* [Exercise brief]: Identify each line containing the word "model" and copy it.

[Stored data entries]
⟨
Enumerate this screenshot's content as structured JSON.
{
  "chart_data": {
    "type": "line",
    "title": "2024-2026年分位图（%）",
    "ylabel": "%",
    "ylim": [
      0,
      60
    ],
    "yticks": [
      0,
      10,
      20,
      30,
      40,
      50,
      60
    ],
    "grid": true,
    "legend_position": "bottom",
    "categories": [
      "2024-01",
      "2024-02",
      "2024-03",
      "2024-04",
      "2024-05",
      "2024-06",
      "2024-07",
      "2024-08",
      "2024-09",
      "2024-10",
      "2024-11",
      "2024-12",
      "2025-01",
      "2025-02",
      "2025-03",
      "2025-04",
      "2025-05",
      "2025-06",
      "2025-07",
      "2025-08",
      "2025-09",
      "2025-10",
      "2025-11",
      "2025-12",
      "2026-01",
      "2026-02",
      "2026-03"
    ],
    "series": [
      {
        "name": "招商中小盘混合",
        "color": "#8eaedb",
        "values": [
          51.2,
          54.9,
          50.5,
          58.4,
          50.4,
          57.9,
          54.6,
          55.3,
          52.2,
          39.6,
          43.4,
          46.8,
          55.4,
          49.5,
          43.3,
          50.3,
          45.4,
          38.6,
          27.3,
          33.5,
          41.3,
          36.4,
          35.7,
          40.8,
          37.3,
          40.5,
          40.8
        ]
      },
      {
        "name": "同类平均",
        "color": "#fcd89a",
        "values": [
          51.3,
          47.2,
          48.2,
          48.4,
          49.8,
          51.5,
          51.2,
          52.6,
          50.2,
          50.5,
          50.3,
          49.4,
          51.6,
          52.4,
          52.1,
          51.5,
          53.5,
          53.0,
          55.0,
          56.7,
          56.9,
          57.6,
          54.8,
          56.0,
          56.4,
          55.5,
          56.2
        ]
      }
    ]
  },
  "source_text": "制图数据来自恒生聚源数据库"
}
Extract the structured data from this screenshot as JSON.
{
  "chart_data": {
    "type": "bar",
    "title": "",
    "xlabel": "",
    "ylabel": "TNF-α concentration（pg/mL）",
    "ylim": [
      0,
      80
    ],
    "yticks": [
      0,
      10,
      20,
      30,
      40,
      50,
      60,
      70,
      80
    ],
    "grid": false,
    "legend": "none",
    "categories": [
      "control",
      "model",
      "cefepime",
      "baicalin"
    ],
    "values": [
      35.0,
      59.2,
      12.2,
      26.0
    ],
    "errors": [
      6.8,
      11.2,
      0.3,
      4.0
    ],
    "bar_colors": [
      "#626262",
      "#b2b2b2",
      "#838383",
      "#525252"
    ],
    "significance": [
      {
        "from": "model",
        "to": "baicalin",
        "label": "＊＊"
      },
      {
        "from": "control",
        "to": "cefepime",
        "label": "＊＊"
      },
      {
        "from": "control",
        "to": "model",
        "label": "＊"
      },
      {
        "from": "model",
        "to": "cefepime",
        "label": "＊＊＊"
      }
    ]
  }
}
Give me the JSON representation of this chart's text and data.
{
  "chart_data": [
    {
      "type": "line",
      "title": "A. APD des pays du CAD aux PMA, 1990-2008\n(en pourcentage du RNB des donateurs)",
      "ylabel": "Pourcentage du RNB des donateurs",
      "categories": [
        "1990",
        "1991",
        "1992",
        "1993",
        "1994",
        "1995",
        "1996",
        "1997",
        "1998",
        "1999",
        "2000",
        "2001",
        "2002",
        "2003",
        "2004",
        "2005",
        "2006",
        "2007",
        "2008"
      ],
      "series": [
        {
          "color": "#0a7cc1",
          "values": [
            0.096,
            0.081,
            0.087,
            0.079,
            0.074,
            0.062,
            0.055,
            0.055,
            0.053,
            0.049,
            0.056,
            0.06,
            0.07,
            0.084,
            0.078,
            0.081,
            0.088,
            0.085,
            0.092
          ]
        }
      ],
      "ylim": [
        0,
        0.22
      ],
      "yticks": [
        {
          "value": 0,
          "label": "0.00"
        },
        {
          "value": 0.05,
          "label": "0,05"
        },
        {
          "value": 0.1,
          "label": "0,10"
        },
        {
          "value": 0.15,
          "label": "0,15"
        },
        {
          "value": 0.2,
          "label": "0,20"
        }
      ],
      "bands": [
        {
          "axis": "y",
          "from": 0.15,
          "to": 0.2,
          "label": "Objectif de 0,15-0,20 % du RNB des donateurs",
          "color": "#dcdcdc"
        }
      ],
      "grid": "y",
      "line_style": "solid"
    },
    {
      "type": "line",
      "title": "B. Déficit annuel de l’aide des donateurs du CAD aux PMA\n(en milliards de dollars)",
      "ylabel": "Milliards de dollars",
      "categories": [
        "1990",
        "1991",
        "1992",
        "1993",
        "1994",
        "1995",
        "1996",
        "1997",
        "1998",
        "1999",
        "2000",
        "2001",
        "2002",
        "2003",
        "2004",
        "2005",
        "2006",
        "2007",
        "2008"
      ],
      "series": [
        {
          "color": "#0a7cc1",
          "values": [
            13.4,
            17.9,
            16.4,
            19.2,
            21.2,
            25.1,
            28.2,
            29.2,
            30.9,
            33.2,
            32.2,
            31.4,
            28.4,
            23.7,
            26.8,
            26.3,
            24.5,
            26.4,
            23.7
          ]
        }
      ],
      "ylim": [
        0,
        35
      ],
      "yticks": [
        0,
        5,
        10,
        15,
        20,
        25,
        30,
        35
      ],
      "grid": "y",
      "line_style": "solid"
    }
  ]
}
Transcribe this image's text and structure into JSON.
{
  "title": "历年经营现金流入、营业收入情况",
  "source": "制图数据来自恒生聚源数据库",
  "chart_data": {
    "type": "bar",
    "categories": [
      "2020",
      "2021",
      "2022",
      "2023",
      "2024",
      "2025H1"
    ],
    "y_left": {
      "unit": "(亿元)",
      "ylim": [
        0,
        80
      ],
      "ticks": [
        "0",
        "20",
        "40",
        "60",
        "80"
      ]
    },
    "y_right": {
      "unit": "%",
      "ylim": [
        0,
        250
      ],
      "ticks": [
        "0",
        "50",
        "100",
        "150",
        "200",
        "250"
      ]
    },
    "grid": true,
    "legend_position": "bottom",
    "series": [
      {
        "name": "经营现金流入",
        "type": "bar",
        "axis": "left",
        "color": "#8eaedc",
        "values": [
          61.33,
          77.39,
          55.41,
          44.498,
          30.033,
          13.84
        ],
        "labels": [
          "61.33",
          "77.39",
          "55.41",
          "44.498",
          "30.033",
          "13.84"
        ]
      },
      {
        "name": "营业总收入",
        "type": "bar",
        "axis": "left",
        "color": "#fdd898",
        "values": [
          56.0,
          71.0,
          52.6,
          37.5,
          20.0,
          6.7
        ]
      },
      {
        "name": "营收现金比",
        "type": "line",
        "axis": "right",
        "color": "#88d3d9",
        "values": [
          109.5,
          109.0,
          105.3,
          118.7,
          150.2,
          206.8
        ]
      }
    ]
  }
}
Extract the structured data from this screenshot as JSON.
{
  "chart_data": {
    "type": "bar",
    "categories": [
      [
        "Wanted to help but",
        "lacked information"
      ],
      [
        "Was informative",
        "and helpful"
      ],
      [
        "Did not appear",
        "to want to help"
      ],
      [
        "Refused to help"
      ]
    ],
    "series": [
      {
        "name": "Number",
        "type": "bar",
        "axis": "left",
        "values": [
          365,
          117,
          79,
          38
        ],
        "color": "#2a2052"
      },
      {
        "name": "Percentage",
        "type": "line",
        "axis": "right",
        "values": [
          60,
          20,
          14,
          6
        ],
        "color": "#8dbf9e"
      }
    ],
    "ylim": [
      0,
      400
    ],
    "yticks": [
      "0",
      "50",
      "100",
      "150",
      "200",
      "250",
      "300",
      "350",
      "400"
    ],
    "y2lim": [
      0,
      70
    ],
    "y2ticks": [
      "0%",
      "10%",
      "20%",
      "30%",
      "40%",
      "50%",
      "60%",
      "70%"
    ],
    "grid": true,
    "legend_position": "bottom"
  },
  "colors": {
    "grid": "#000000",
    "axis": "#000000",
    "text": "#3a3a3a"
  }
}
⟩
* [Solved exercise]:
      "model",
        "from": "model",
        "to": "model",
        "from": "model",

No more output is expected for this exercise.